# SELECTION
———

An interesting side-effect of this is that older asynchronuous motors (teher are lots and lots of them) either run at a lower power factor (continent) or run at a lower efficiency (UK) because of increased magnetizing current (continent) or incresed slip (UK). At the same time, the high efficiency standards is chasing tenths of percents and less in efficiency numbers. All that was supposed to improve trade between European countries.

Well, I really hope that the number of German-made TV sets being sold in the UK has increased significantly and that British refrigerators are a huge success in France. We seem to get most of our stuff from East Asia these days. So, we don't seem to be benefitting from the harmonization at all.

Gunnar Englund
--------------------------------------
Half full - Half empty? I don't mind. It's what in it that counts.
 
Australia and New Zealand also follow the IEC standard and have now been 'harmonised' at 230/400 volts. In Australia, at least, the distributors didn't bother doing anything, and GPOs still give out good, clean and effecient 240 volts :)
 
Is this a case of rules made by political types vs rules made by engineers?

Makes a good case for a manufacturer to use universal motors, with several voltage taps (flexable voltage and frequency). Sort of like the instructions in several languages, complete with mis-spellings and bad grammer.
 
Worse: rules made by unelected bureaucrats whose opinion over-rules national governments.

The basic premise isn't actually a bad one, but there are aspects of the implementation which have been very poorly handled.
 
I should hang a wreath, and say sorry for your losses.

However 230 V seems to be common in many countries, just that it can be phase to phase, or phase to ground is different.
 
Haven't got a copy of IEC 60038 (and don't want one either, got enough senseless IEC standards to remember!), but I thought the harmonised voltage was 230/400V with a tolerance of -6%/+10%?

In any case, you can only use the supply authority's lower voltage limits if you have your own HV/LV transformers. If you are fed by a utility at LV in the UK, you can only apply the voltage drop laid down by BS7671 (the building voltage drop as you call it) which is harmonised with another IEC standard (IEC 60368 I think). The maximum allowble drop in the UK (adopting the supply authority's tolerances) is -11%, not -14%, but the upper voltage limit is +10%, so one has to assume that all EEC electrical equipment is designed around those limits.

———

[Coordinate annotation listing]
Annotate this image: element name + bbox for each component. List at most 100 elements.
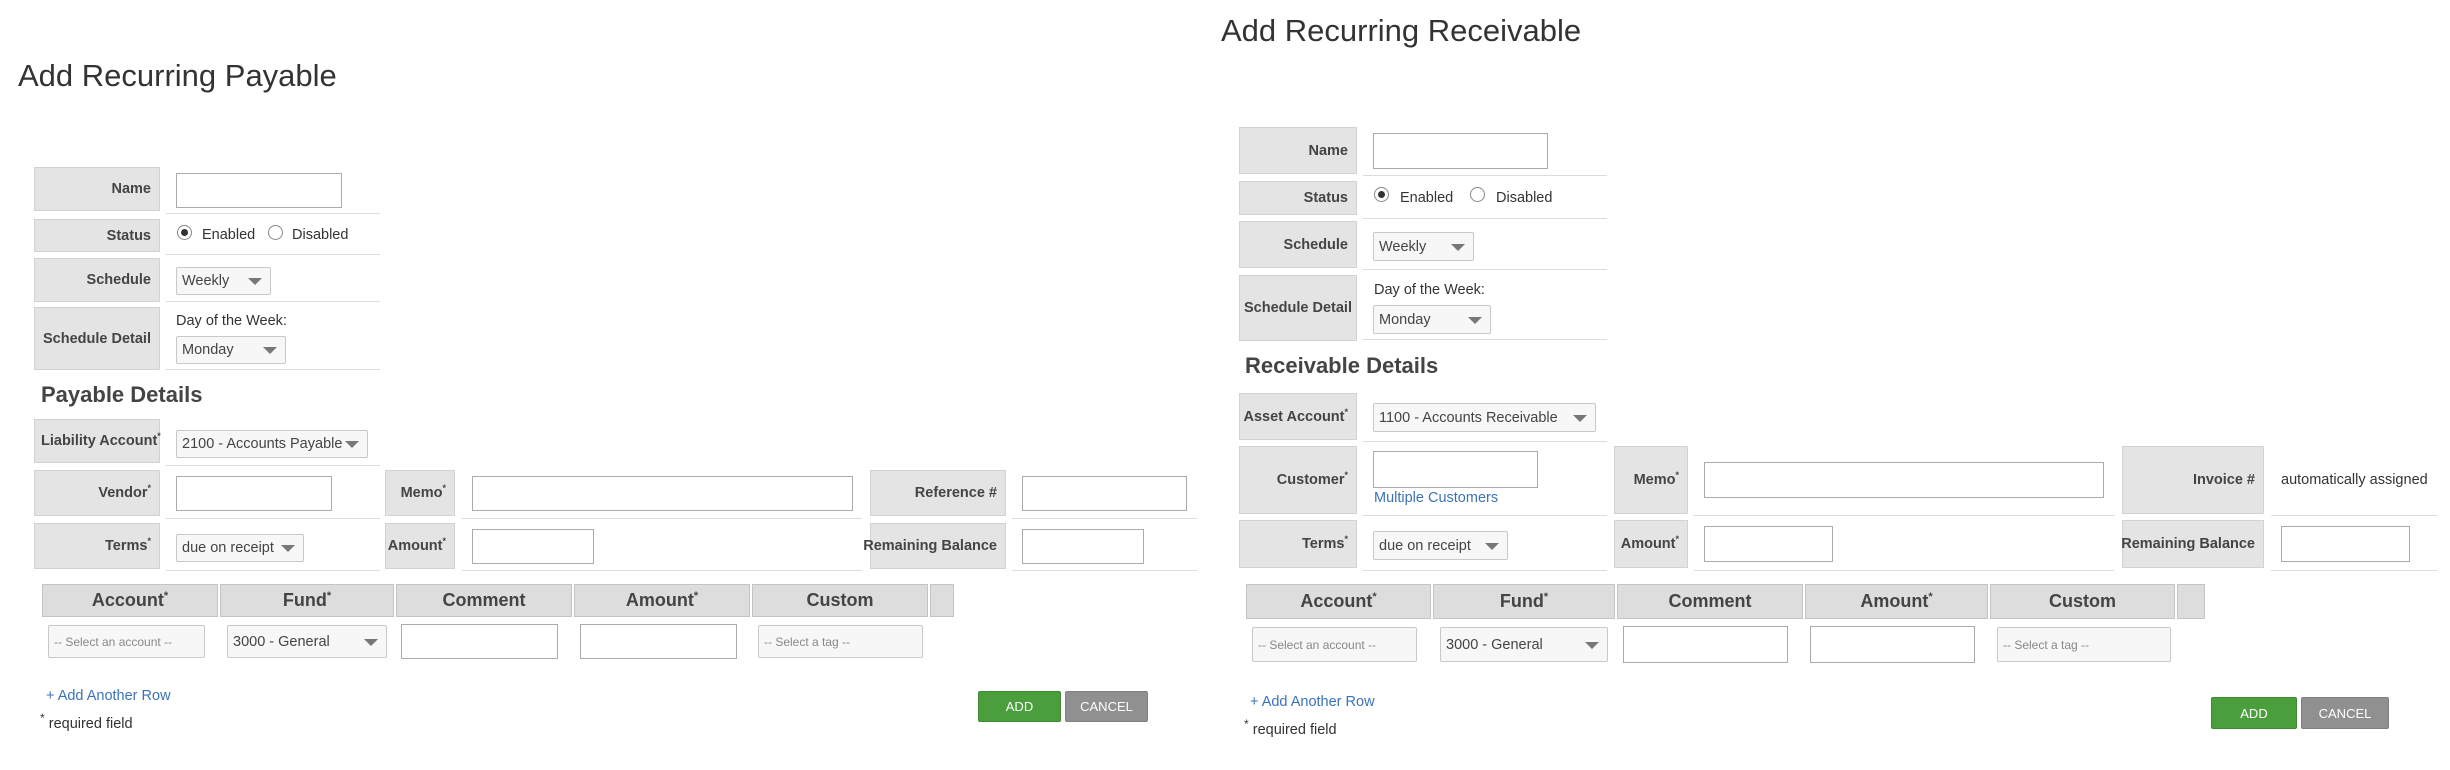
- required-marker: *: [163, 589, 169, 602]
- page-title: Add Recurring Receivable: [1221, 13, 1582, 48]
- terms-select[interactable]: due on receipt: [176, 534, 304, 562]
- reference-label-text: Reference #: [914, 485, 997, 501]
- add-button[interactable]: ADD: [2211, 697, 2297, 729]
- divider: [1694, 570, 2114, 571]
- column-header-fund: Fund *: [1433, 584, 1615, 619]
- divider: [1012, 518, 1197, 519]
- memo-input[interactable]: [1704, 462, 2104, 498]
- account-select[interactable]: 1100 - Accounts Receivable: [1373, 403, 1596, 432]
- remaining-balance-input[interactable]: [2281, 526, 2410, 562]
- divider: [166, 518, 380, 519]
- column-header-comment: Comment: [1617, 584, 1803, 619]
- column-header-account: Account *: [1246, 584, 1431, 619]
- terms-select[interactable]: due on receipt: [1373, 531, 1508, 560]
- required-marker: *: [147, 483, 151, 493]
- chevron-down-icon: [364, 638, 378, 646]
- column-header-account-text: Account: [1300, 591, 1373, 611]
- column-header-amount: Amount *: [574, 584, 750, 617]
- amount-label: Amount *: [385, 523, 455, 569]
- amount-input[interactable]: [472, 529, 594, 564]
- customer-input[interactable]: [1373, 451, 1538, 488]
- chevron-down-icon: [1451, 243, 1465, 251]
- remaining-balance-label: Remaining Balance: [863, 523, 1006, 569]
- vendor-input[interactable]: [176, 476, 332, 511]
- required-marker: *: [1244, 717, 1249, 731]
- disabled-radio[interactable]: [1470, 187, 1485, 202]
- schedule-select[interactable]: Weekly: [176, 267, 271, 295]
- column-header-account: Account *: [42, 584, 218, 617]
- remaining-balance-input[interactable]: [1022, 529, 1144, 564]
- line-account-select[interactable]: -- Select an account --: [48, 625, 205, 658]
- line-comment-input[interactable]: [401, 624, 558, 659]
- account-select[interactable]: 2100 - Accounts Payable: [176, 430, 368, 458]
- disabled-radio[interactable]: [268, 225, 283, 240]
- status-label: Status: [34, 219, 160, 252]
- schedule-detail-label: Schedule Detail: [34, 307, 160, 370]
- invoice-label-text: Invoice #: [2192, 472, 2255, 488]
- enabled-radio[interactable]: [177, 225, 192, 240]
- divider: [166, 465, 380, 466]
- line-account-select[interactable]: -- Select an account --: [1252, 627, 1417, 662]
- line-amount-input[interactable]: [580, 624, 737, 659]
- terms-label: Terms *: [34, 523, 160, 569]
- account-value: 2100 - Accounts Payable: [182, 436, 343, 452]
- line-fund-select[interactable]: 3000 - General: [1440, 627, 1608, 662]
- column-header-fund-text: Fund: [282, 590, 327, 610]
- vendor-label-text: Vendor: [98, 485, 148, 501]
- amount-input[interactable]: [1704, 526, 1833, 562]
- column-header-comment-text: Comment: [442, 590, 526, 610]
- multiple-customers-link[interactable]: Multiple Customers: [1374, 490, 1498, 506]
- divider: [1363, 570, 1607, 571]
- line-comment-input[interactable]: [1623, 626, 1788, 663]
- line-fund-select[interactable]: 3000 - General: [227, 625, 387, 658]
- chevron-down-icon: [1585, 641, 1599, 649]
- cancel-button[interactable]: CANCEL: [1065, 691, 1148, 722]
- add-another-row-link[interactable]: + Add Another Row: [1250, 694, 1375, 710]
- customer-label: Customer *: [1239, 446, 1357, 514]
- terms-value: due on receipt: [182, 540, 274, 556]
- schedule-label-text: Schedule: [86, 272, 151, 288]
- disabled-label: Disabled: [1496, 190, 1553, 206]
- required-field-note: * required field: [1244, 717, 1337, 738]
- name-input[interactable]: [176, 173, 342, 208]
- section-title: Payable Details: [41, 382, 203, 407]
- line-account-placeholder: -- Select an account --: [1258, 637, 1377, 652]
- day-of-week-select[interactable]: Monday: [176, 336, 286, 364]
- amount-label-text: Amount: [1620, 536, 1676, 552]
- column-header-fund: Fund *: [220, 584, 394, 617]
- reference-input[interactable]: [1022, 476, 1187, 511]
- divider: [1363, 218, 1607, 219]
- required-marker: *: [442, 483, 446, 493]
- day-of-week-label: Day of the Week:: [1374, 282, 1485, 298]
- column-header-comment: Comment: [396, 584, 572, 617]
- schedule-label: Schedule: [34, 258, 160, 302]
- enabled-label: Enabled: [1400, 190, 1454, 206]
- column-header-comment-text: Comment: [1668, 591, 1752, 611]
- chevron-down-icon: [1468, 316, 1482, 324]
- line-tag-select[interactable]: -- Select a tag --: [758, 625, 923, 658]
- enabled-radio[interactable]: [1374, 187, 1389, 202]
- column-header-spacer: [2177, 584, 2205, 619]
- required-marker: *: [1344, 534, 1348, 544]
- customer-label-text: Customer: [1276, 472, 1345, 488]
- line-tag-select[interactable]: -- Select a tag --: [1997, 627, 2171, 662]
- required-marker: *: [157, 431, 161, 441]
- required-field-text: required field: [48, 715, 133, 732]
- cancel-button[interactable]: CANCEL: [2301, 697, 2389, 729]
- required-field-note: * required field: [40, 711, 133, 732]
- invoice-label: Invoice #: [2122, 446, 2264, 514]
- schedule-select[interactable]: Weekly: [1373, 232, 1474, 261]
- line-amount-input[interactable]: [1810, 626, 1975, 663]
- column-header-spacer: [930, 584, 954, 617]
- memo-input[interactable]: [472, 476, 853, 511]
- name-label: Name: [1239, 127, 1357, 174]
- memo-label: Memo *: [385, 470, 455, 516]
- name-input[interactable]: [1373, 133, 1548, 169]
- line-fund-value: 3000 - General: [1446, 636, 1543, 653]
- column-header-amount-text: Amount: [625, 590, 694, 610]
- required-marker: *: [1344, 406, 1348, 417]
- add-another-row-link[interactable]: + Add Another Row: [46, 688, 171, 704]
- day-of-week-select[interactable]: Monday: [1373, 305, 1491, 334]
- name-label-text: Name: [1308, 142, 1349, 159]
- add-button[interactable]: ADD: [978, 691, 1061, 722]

———

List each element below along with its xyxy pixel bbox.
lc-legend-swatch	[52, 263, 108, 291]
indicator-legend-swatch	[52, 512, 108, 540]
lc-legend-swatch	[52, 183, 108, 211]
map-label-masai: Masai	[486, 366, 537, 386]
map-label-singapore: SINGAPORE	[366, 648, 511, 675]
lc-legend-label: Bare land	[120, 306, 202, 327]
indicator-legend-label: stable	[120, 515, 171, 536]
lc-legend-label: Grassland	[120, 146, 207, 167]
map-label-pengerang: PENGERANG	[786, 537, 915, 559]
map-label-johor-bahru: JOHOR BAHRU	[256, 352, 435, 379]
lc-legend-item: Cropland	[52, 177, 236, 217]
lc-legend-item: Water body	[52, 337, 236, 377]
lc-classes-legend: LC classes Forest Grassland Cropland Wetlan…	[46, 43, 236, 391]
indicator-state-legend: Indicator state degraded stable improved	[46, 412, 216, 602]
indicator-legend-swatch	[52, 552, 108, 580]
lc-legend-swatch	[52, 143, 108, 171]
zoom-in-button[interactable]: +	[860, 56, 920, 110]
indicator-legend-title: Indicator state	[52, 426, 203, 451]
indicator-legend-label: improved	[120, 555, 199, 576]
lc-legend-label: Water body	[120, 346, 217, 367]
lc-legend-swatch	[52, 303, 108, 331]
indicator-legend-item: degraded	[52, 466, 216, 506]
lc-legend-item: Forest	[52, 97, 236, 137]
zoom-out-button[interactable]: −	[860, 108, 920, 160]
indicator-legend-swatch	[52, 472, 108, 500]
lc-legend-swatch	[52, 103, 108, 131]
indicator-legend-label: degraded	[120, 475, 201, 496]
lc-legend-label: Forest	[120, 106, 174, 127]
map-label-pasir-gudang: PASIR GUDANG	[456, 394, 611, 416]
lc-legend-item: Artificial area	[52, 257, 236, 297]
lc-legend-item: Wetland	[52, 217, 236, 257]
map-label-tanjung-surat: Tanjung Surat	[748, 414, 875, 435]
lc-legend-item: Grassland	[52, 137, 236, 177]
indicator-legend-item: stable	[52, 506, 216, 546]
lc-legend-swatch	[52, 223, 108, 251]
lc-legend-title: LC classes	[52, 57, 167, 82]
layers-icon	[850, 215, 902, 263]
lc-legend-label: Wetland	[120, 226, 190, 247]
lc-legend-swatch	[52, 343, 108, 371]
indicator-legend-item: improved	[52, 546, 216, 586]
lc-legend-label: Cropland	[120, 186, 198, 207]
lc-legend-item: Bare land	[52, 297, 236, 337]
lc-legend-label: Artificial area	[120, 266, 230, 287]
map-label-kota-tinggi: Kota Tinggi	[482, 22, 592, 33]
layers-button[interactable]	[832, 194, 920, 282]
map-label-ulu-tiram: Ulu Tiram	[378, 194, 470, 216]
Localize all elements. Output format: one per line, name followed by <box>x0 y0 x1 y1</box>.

———

# WHAT TO DO
A – How many lines of the listing contain the string "fund"? Reply with the number alone.
B – Write what comes next in the discussion of voltage harmonization, starting after its final sentence.
This listing is unrelated to the discussion of voltage harmonization.

# TASK RESULTS
A – 6

B –
 
What is the typical range supplied in IEC world under normal conditions? How about immediately after equipment failures? During multi week maintenance reconfigurations? Do consumers have lots of issues if the supplying utility uses the entire IEC range?

Although using the ANSI B range of +6/-8 seems reasonable for equipment failures, I am struggling with the acceptable range for maintenance projects that last from a few days to several weeks.
Trying to meet the ANSI A range of +/-5% is quite challenging for long duration maintenance projects.

In another IEC publication it was suggested that 95% of 10 minute samples be within the limit. This seems a much clearer guideline than the ANSI A vs B range.
 
In Australia the allowable voltage variation is set by the Electricity Distribution code. In this document the voltage variations for different voltage levels and time periods are give. For voltages <1kV the steady state limits are +10% -6%. Less than 1 minute +14% - 10%.
Less than 10 seconds Phase to Earth +50% -100% Phase to Phase +20% - 100%.

Impulse voltage 6 kV peak.

So as you can see the variation can be quite substantial. As I stated earlier, Australia was a 415/240 volt country that has now 'moved' to 400/230 in line with IEC standards. In reality nothing changed and this is perhaps reflected in the distribution code where the upper limit tolerance is a higher percentage then the lower limit.